__DATASET ROWS__
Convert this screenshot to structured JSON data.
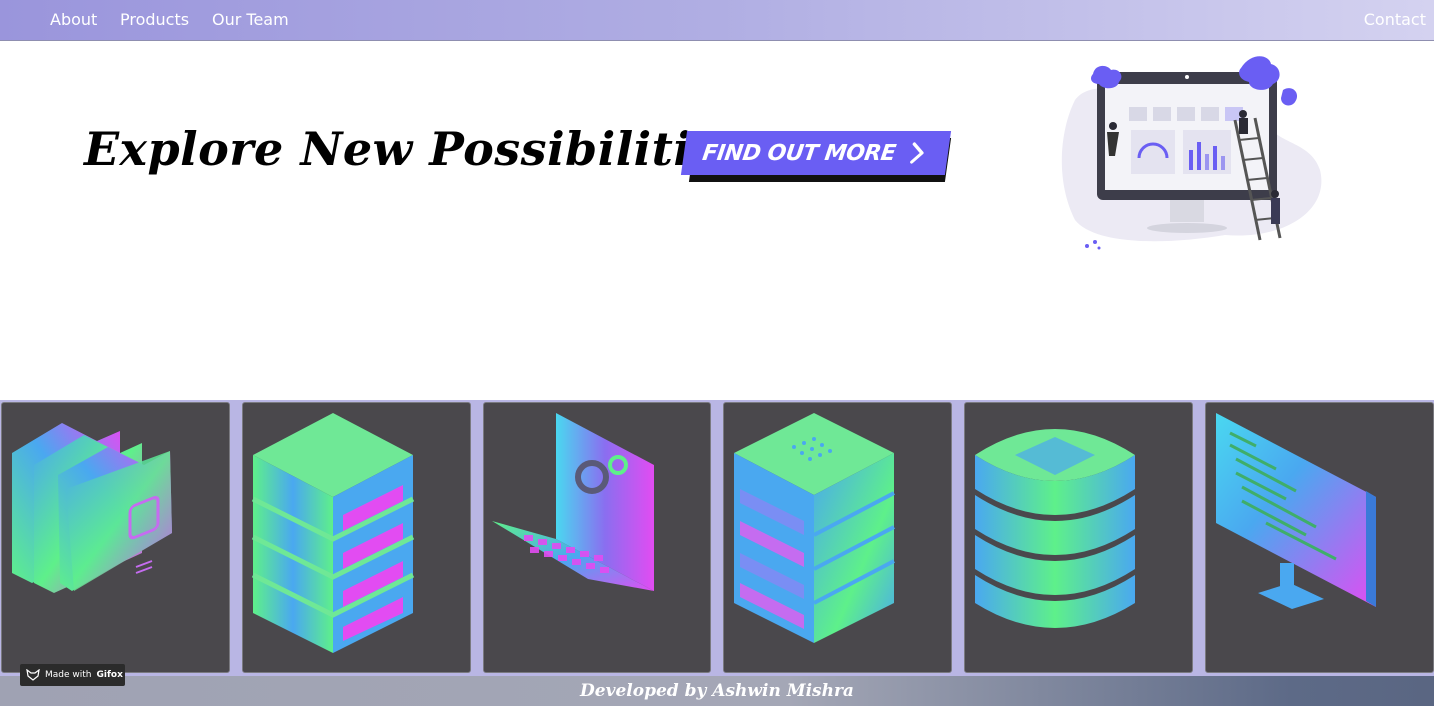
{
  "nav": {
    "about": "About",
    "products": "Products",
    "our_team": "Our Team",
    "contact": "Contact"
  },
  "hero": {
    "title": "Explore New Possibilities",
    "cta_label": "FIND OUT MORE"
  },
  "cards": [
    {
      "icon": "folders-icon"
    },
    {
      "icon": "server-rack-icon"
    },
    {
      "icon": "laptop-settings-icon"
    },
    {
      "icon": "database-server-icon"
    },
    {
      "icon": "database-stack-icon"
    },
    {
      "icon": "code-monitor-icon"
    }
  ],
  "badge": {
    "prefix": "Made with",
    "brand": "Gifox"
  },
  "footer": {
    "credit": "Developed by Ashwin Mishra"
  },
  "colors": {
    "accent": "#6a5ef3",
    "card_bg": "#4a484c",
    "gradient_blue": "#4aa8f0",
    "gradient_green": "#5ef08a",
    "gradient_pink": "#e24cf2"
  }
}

__YOUR INSTRUCTIONS__
Report the number of lines of the listing above that hold the string "server", with no other text.

__EXERCISE ANSWER__
2